** begin Exercise materials **

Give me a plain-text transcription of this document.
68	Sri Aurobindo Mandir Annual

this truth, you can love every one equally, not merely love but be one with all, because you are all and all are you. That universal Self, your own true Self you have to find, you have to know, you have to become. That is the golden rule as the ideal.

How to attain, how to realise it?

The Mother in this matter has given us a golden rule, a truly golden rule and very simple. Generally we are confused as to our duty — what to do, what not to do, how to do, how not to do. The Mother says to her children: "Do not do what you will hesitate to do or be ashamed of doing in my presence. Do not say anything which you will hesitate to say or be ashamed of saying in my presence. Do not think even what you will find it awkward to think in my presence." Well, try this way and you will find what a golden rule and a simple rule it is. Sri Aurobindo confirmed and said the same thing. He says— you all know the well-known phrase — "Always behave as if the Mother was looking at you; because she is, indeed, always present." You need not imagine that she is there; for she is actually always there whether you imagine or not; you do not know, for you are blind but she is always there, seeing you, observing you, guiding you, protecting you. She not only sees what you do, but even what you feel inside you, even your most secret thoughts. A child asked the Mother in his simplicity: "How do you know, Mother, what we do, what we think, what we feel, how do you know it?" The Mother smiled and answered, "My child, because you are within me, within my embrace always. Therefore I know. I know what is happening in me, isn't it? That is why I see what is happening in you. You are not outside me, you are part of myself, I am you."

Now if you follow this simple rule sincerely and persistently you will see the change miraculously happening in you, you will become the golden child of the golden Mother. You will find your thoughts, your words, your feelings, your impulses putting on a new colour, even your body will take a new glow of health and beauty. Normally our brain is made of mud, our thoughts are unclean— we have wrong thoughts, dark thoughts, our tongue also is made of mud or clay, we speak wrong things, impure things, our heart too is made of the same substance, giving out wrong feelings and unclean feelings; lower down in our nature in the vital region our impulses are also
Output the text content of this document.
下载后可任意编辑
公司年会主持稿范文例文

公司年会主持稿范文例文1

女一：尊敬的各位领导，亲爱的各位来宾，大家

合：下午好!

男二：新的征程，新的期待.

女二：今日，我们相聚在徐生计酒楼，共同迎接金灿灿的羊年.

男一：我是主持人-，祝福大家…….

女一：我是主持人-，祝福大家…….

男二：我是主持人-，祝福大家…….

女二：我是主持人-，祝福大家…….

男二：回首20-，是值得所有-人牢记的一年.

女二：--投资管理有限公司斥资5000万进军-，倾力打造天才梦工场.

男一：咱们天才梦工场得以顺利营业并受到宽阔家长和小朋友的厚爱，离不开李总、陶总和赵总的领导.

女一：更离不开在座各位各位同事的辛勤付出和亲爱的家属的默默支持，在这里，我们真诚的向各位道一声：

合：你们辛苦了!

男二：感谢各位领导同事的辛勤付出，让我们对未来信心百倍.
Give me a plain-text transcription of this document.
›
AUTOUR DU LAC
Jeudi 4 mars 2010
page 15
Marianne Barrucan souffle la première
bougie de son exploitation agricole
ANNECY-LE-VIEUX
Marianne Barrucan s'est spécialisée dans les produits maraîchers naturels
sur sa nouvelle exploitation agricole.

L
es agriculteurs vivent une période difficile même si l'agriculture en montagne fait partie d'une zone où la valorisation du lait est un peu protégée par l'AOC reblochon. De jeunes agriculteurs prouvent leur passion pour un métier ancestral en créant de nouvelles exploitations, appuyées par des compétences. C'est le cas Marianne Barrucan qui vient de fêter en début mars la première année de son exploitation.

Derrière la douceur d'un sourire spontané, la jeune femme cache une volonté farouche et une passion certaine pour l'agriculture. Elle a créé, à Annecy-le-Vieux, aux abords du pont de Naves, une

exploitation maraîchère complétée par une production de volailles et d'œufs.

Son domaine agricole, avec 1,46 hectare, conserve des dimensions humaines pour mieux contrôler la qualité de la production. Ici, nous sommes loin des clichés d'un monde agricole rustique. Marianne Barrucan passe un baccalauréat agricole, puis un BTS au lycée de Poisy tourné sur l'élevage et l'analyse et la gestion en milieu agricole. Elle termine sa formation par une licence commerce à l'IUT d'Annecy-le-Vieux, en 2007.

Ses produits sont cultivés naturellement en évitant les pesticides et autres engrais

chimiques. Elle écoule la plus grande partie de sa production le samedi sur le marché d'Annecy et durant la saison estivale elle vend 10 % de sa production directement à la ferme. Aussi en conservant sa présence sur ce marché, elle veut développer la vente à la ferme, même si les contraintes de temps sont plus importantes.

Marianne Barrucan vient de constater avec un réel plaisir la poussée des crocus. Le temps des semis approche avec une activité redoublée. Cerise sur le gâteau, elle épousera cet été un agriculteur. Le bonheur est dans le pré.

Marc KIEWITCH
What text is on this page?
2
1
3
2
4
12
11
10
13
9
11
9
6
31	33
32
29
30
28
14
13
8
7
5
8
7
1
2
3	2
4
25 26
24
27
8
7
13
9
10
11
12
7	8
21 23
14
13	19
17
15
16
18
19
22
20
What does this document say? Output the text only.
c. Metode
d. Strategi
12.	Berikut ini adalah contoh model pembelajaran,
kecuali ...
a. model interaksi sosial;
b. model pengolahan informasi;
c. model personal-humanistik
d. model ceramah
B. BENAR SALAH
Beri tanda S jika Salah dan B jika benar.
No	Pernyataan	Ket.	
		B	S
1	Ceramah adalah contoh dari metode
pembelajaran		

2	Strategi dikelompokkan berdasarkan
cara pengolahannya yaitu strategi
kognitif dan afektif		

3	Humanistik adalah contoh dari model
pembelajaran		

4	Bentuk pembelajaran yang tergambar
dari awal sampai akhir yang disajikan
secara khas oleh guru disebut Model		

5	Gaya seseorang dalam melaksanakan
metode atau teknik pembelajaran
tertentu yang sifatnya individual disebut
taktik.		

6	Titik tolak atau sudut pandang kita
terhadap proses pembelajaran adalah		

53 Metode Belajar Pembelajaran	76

** end Exercise materials **

Each line above that holds the string "partie" should be copied and shown.

Result below
es agriculteurs vivent une période difficile même si l'agriculture en montagne fait partie d'une zone où la valorisation du lait est un peu protégée par l'AOC reblochon. De jeunes agriculteurs prouvent leur passion pour un métier ancestral en créant de nouvelles exploitations, appuyées par des compétences. C'est le cas Marianne Barrucan qui vient de fêter en début mars la première année de son exploitation.
chimiques. Elle écoule la plus grande partie de sa production le samedi sur le marché d'Annecy et durant la saison estivale elle vend 10 % de sa production directement à la ferme. Aussi en conservant sa présence sur ce marché, elle veut développer la vente à la ferme, même si les contraintes de temps sont plus importantes.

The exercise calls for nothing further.